Show each line from the listing that includes the word "является".

☆ ☆ ☆ ☆

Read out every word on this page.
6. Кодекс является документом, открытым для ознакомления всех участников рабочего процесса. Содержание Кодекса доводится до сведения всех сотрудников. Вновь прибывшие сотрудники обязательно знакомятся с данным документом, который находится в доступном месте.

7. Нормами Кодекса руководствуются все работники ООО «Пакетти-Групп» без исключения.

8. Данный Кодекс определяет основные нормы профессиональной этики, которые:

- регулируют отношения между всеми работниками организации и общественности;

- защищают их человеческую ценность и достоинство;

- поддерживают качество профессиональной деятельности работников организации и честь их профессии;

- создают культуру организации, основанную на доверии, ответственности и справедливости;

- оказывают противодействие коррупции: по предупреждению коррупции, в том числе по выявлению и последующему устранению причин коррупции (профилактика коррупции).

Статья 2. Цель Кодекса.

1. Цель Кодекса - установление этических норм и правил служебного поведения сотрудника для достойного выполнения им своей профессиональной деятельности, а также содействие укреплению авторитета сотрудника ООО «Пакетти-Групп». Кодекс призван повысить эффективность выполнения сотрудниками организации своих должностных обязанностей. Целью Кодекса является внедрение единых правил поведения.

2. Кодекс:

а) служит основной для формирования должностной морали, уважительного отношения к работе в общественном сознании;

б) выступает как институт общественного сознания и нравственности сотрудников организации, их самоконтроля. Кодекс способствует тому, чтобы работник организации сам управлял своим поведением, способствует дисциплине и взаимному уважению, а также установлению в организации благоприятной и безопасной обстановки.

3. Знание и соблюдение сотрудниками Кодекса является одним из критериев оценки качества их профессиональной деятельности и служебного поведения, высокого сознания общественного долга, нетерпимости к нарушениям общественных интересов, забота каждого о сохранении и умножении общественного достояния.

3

☆ ☆ ☆ ☆

**ANSWER FOR THIS EXERCISE:**
6. Кодекс является документом, открытым для ознакомления всех участников рабочего процесса. Содержание Кодекса доводится до сведения всех сотрудников. Вновь прибывшие сотрудники обязательно знакомятся с данным документом, который находится в доступном месте.
1. Цель Кодекса - установление этических норм и правил служебного поведения сотрудника для достойного выполнения им своей профессиональной деятельности, а также содействие укреплению авторитета сотрудника ООО «Пакетти-Групп». Кодекс призван повысить эффективность выполнения сотрудниками организации своих должностных обязанностей. Целью Кодекса является внедрение единых правил поведения.
3. Знание и соблюдение сотрудниками Кодекса является одним из критериев оценки качества их профессиональной деятельности и служебного поведения, высокого сознания общественного долга, нетерпимости к нарушениям общественных интересов, забота каждого о сохранении и умножении общественного достояния.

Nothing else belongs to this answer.